Start PROVIDED PASSAGE

MR. JUSTICE PECKHAM, after making the foregoing statement of
facts, delivered the opinion of the Court.
This is a contest between a trustee in bankruptcy representing
the creditors of the bankrupt, and the defendant, the mortgagee in
a chattel mortgage dated and executed April 15, 1891, and duly
recorded April 18 of that year. The defendant has paid some $500 of
the indebtedness of the bankrupt for which defendant was liable as
indorser on a note, and he remains liable to pay the note of
$2,510.75, held by the Passumpsic Savings Bank, which was signed by
him as surety.
The property taken possession of by the defendant under the
chattel mortgage was sold by a deputy sheriff on the
Page 196 U. S. 521
eleventh of June, 1900, and the net avails of the sale,
amounting to $922.08, have been paid over by the officer who made
the sale, to the defendant.
This suit is brought by the trustee to recover from the
defendant those net avails on the theory that the action of the
defendant in taking possession and making the sale of the property
was unlawful under the provisions of the Bankrupt Act.
The defendant had assisted the bankrupt in the purchase of the
property and had indorsed notes for him in order to enable him to
carry on the business of conducting a livery stable. This mortgage,
to secure him for these payments and liabilities, was given some
seven years before the passage of the Bankrupt Act, and at the time
it was given it was agreed by the parties to it that the bankrupt
might sell or exchange any of the livery stock covered by it as he
might desire, and should, by purchase or exchange, keep the stock
good, so that the defendant's security should not be impaired, and
it was also agreed that all after-acquired livery property should
be covered by the mortgage as security for the debts specified
therein.
Under this agreement, the bankrupt made sales, purchases, and
exchanges of livery stock to such an extent that, on May 16, 1900,
there remained but two horses of the property originally on hand.
The stock as it existed on the above date was all acquired by
exchange of the original stock, or with the avails of the old stock
sold, or the money derived from the business.

End PROVIDED PASSAGE
Start ENTRIES PROVIDED

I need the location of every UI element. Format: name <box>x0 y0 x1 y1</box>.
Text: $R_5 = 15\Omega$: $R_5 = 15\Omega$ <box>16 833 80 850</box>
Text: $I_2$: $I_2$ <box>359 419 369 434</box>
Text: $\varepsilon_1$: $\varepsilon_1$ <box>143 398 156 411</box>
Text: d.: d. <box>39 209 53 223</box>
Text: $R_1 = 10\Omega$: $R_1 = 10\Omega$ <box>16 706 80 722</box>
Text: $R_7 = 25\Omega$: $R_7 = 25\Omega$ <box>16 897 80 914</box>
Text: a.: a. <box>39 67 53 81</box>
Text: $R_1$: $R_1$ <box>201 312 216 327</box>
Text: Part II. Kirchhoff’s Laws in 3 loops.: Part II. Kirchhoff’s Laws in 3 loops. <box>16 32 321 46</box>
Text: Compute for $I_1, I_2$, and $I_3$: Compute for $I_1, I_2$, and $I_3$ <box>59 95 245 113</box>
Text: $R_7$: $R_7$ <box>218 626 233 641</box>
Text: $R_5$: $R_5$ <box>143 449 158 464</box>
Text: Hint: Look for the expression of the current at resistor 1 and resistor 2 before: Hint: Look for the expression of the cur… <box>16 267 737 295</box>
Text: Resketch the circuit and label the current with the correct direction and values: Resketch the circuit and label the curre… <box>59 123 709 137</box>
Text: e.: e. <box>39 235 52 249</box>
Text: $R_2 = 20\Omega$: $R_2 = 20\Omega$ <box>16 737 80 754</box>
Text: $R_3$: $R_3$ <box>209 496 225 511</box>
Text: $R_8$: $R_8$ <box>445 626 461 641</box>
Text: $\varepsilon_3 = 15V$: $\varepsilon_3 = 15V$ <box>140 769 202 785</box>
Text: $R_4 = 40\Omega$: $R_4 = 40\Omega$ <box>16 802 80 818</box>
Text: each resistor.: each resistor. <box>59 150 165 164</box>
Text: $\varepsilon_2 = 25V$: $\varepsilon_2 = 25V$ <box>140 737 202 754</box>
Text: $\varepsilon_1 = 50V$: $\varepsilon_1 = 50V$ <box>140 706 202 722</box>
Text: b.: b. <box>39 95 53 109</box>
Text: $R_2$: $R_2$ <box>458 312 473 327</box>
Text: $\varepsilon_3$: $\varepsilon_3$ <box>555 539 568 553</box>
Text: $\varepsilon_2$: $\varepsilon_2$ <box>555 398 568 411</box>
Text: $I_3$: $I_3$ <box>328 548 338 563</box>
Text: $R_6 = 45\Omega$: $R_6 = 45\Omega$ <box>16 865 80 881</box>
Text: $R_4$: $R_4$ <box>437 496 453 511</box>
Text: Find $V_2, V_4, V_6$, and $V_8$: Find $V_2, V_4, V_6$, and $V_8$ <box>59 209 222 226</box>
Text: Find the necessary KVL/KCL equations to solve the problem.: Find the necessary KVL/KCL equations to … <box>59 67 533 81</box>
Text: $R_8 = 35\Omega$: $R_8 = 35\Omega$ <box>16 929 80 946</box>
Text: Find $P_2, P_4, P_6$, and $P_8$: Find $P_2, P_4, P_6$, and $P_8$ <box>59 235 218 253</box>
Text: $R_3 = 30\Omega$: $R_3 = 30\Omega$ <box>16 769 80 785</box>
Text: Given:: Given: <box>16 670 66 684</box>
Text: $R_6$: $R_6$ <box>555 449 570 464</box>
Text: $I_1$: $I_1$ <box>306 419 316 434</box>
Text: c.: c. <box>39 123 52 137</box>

End ENTRIES PROVIDED

▶ **TO DO**:
1. According to the court opinion, what amount did the net avails of the deputy sheriff's sale come to?
2. Reproduce the court opinion word for word between "This is a contest" and "to the defendant.", inclusive.
Rely on the court opinion alone.

▶ **EXERCISE RESPONSES**:
1. $922.08

2.
This is a contest between a trustee in bankruptcy representing
the creditors of the bankrupt, and the defendant, the mortgagee in
a chattel mortgage dated and executed April 15, 1891, and duly
recorded April 18 of that year. The defendant has paid some $500 of
the indebtedness of the bankrupt for which defendant was liable as
indorser on a note, and he remains liable to pay the note of
$2,510.75, held by the Passumpsic Savings Bank, which was signed by
him as surety.
The property taken possession of by the defendant under the
chattel mortgage was sold by a deputy sheriff on the
Page 196 U. S. 521
eleventh of June, 1900, and the net avails of the sale,
amounting to $922.08, have been paid over by the officer who made
the sale, to the defendant.